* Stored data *

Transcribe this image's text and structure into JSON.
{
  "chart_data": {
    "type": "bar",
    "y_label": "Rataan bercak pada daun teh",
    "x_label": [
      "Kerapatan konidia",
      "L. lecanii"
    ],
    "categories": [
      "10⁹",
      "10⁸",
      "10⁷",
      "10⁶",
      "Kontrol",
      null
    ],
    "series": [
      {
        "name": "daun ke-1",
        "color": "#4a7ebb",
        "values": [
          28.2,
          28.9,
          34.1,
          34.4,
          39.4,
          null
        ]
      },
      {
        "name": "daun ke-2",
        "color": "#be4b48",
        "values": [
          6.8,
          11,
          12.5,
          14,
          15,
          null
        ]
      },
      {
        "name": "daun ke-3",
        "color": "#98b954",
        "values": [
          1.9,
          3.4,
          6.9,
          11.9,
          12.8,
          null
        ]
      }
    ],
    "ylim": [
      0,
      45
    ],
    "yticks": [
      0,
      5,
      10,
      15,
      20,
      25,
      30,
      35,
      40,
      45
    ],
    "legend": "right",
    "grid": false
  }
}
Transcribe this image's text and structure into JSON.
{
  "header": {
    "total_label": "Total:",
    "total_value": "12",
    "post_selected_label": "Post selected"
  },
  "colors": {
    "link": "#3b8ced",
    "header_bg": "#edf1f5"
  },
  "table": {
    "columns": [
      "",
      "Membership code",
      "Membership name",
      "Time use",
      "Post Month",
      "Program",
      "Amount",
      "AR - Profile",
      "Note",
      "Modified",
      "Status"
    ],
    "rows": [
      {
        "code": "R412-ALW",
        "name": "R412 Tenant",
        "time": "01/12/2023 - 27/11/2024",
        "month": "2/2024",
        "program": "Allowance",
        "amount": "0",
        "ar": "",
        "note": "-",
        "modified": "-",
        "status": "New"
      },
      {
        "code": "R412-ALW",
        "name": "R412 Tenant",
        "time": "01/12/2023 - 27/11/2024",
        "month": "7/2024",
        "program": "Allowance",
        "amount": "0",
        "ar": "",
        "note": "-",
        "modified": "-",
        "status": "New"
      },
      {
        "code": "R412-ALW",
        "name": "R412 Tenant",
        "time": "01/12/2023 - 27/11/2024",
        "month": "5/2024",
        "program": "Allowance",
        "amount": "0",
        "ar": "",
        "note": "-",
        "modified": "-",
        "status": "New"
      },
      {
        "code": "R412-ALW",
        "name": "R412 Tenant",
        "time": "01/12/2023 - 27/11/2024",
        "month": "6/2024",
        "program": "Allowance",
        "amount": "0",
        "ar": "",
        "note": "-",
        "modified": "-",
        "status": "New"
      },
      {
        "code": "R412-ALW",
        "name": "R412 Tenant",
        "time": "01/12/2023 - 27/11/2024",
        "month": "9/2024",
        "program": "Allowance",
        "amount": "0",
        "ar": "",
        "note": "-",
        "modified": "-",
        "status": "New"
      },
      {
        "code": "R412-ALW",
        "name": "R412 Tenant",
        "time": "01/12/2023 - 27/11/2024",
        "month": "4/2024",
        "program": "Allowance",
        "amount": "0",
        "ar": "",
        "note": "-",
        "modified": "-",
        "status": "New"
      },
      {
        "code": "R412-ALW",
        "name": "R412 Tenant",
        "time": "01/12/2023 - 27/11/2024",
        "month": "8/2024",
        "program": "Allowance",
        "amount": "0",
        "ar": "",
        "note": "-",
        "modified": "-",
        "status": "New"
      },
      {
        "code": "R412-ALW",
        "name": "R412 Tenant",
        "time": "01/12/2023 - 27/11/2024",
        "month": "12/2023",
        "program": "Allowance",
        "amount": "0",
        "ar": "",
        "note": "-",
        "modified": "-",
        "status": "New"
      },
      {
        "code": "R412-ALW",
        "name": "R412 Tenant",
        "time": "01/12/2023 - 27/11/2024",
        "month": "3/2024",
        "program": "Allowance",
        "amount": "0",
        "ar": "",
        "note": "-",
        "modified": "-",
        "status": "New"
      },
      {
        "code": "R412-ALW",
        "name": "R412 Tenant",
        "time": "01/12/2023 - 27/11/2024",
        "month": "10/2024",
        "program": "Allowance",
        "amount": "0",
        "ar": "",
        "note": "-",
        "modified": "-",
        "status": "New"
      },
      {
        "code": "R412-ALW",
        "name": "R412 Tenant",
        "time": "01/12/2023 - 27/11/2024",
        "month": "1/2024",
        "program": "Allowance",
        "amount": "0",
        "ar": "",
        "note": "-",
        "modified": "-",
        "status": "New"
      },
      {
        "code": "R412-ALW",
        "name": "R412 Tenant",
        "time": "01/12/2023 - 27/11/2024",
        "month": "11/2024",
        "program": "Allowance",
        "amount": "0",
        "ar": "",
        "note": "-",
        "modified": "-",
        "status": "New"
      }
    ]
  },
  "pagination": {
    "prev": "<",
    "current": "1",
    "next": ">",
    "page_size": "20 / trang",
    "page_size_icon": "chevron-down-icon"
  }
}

* WHAT IS REQUIRED *
Please set down each line of the records exactly as given.

* COMPLETE ANSWER *
Transcribe this image's text and structure into JSON.
{
  "chart_data": {
    "type": "bar",
    "y_label": "Rataan bercak pada daun teh",
    "x_label": [
      "Kerapatan konidia",
      "L. lecanii"
    ],
    "categories": [
      "10⁹",
      "10⁸",
      "10⁷",
      "10⁶",
      "Kontrol",
      null
    ],
    "series": [
      {
        "name": "daun ke-1",
        "color": "#4a7ebb",
        "values": [
          28.2,
          28.9,
          34.1,
          34.4,
          39.4,
          null
        ]
      },
      {
        "name": "daun ke-2",
        "color": "#be4b48",
        "values": [
          6.8,
          11,
          12.5,
          14,
          15,
          null
        ]
      },
      {
        "name": "daun ke-3",
        "color": "#98b954",
        "values": [
          1.9,
          3.4,
          6.9,
          11.9,
          12.8,
          null
        ]
      }
    ],
    "ylim": [
      0,
      45
    ],
    "yticks": [
      0,
      5,
      10,
      15,
      20,
      25,
      30,
      35,
      40,
      45
    ],
    "legend": "right",
    "grid": false
  }
}
Transcribe this image's text and structure into JSON.
{
  "header": {
    "total_label": "Total:",
    "total_value": "12",
    "post_selected_label": "Post selected"
  },
  "colors": {
    "link": "#3b8ced",
    "header_bg": "#edf1f5"
  },
  "table": {
    "columns": [
      "",
      "Membership code",
      "Membership name",
      "Time use",
      "Post Month",
      "Program",
      "Amount",
      "AR - Profile",
      "Note",
      "Modified",
      "Status"
    ],
    "rows": [
      {
        "code": "R412-ALW",
        "name": "R412 Tenant",
        "time": "01/12/2023 - 27/11/2024",
        "month": "2/2024",
        "program": "Allowance",
        "amount": "0",
        "ar": "",
        "note": "-",
        "modified": "-",
        "status": "New"
      },
      {
        "code": "R412-ALW",
        "name": "R412 Tenant",
        "time": "01/12/2023 - 27/11/2024",
        "month": "7/2024",
        "program": "Allowance",
        "amount": "0",
        "ar": "",
        "note": "-",
        "modified": "-",
        "status": "New"
      },
      {
        "code": "R412-ALW",
        "name": "R412 Tenant",
        "time": "01/12/2023 - 27/11/2024",
        "month": "5/2024",
        "program": "Allowance",
        "amount": "0",
        "ar": "",
        "note": "-",
        "modified": "-",
        "status": "New"
      },
      {
        "code": "R412-ALW",
        "name": "R412 Tenant",
        "time": "01/12/2023 - 27/11/2024",
        "month": "6/2024",
        "program": "Allowance",
        "amount": "0",
        "ar": "",
        "note": "-",
        "modified": "-",
        "status": "New"
      },
      {
        "code": "R412-ALW",
        "name": "R412 Tenant",
        "time": "01/12/2023 - 27/11/2024",
        "month": "9/2024",
        "program": "Allowance",
        "amount": "0",
        "ar": "",
        "note": "-",
        "modified": "-",
        "status": "New"
      },
      {
        "code": "R412-ALW",
        "name": "R412 Tenant",
        "time": "01/12/2023 - 27/11/2024",
        "month": "4/2024",
        "program": "Allowance",
        "amount": "0",
        "ar": "",
        "note": "-",
        "modified": "-",
        "status": "New"
      },
      {
        "code": "R412-ALW",
        "name": "R412 Tenant",
        "time": "01/12/2023 - 27/11/2024",
        "month": "8/2024",
        "program": "Allowance",
        "amount": "0",
        "ar": "",
        "note": "-",
        "modified": "-",
        "status": "New"
      },
      {
        "code": "R412-ALW",
        "name": "R412 Tenant",
        "time": "01/12/2023 - 27/11/2024",
        "month": "12/2023",
        "program": "Allowance",
        "amount": "0",
        "ar": "",
        "note": "-",
        "modified": "-",
        "status": "New"
      },
      {
        "code": "R412-ALW",
        "name": "R412 Tenant",
        "time": "01/12/2023 - 27/11/2024",
        "month": "3/2024",
        "program": "Allowance",
        "amount": "0",
        "ar": "",
        "note": "-",
        "modified": "-",
        "status": "New"
      },
      {
        "code": "R412-ALW",
        "name": "R412 Tenant",
        "time": "01/12/2023 - 27/11/2024",
        "month": "10/2024",
        "program": "Allowance",
        "amount": "0",
        "ar": "",
        "note": "-",
        "modified": "-",
        "status": "New"
      },
      {
        "code": "R412-ALW",
        "name": "R412 Tenant",
        "time": "01/12/2023 - 27/11/2024",
        "month": "1/2024",
        "program": "Allowance",
        "amount": "0",
        "ar": "",
        "note": "-",
        "modified": "-",
        "status": "New"
      },
      {
        "code": "R412-ALW",
        "name": "R412 Tenant",
        "time": "01/12/2023 - 27/11/2024",
        "month": "11/2024",
        "program": "Allowance",
        "amount": "0",
        "ar": "",
        "note": "-",
        "modified": "-",
        "status": "New"
      }
    ]
  },
  "pagination": {
    "prev": "<",
    "current": "1",
    "next": ">",
    "page_size": "20 / trang",
    "page_size_icon": "chevron-down-icon"
  }
}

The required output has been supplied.